Find every line below that contains the word "ylabel" and copy it out.

begin INPUT MATERIAL

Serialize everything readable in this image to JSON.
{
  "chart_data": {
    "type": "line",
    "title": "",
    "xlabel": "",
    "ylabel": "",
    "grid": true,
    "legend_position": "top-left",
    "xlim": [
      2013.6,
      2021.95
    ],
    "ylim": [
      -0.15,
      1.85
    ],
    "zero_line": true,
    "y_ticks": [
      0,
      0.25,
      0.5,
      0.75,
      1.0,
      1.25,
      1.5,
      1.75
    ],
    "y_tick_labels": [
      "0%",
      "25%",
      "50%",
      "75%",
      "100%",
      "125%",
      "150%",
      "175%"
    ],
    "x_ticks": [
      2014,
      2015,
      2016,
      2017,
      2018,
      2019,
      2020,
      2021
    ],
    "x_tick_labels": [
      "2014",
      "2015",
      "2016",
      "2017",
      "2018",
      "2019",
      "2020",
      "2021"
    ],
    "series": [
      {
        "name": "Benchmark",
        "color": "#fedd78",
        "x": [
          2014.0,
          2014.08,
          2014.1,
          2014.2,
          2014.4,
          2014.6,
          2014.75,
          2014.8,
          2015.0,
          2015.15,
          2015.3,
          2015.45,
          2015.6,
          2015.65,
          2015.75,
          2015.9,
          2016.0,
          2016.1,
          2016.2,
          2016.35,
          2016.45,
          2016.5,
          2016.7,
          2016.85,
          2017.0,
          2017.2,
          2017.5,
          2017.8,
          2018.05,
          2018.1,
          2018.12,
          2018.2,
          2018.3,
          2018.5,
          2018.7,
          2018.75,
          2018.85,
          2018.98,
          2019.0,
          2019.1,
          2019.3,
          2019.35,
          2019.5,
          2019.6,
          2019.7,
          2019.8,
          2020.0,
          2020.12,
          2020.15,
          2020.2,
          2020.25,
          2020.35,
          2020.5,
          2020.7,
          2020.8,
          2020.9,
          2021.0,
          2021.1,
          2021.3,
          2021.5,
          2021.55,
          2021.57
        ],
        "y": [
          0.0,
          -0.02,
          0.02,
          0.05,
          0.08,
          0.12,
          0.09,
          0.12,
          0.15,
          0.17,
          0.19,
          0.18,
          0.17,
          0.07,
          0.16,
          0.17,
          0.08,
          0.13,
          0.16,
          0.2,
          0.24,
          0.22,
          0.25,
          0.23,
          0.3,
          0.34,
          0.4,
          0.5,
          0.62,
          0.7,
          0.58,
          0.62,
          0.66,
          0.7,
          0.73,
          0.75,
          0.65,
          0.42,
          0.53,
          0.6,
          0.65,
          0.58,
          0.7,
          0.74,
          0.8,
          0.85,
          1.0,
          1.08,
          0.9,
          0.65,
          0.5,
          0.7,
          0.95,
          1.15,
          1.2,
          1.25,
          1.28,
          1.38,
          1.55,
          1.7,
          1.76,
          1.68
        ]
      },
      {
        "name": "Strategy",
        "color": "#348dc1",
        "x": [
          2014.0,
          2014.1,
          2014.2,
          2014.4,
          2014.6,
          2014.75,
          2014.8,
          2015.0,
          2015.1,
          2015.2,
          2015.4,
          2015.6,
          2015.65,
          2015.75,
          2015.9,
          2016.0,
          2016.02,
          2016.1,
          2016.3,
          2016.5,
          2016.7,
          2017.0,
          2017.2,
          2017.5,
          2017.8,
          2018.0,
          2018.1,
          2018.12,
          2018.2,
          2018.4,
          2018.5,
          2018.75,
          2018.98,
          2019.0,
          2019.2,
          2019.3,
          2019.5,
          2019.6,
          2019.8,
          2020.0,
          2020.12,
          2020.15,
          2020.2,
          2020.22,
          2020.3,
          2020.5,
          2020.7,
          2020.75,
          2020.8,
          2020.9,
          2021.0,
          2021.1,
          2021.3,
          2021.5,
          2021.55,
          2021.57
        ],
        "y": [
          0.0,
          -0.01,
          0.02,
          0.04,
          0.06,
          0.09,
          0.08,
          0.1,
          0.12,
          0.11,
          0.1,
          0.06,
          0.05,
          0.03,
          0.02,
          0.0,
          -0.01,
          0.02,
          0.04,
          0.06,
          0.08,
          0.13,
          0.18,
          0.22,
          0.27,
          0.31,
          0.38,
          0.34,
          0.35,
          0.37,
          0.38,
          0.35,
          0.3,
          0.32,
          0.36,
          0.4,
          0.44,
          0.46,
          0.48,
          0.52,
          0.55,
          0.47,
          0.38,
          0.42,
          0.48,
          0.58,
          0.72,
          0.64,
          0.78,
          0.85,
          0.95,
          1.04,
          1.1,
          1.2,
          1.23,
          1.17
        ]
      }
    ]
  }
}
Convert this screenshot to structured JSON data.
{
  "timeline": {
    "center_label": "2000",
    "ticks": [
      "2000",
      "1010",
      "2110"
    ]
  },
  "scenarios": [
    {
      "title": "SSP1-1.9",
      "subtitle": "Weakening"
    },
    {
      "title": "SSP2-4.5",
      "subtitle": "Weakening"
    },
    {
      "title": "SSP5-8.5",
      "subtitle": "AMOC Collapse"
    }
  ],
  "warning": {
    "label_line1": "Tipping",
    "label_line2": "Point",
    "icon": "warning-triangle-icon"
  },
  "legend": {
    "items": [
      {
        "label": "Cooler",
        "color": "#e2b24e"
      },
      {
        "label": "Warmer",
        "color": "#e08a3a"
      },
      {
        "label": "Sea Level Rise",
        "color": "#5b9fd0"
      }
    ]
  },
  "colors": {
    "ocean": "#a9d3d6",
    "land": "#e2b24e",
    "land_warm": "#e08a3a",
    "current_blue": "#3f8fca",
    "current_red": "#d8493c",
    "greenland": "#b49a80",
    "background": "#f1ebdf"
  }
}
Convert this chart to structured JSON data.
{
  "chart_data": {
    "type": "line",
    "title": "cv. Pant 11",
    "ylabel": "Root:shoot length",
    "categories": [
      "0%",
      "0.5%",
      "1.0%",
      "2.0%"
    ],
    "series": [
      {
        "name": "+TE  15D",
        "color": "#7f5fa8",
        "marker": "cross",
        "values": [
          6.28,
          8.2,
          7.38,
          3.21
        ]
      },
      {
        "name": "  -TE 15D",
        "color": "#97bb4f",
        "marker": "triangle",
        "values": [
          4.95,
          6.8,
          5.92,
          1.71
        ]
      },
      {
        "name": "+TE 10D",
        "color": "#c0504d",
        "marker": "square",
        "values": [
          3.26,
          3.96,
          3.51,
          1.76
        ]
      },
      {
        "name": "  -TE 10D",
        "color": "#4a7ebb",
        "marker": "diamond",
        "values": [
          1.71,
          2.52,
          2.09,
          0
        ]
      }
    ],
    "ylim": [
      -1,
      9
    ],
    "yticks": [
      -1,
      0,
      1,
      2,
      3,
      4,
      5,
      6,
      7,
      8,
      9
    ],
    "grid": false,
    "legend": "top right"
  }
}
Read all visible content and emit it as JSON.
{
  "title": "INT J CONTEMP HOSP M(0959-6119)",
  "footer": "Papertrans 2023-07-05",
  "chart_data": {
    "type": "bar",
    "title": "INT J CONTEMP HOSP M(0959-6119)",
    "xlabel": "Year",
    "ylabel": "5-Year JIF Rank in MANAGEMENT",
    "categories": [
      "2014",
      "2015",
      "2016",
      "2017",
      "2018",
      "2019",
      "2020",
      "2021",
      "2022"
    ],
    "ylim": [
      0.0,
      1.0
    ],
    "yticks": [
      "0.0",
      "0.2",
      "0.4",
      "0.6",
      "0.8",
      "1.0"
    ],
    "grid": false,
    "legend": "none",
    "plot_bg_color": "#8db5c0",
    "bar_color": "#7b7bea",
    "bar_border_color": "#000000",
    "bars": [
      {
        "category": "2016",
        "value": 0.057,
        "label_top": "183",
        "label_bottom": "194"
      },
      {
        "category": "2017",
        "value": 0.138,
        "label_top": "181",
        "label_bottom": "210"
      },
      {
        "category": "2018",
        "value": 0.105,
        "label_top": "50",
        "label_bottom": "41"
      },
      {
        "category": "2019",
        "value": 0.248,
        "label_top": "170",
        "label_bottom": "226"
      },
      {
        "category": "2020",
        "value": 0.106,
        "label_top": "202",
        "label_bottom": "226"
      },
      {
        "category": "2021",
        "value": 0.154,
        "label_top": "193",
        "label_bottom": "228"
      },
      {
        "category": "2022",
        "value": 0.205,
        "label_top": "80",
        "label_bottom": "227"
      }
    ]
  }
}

end INPUT MATERIAL

■ WRITTEN RESPONSE:
    "ylabel": "",
    "ylabel": "Root:shoot length",
    "ylabel": "5-Year JIF Rank in MANAGEMENT",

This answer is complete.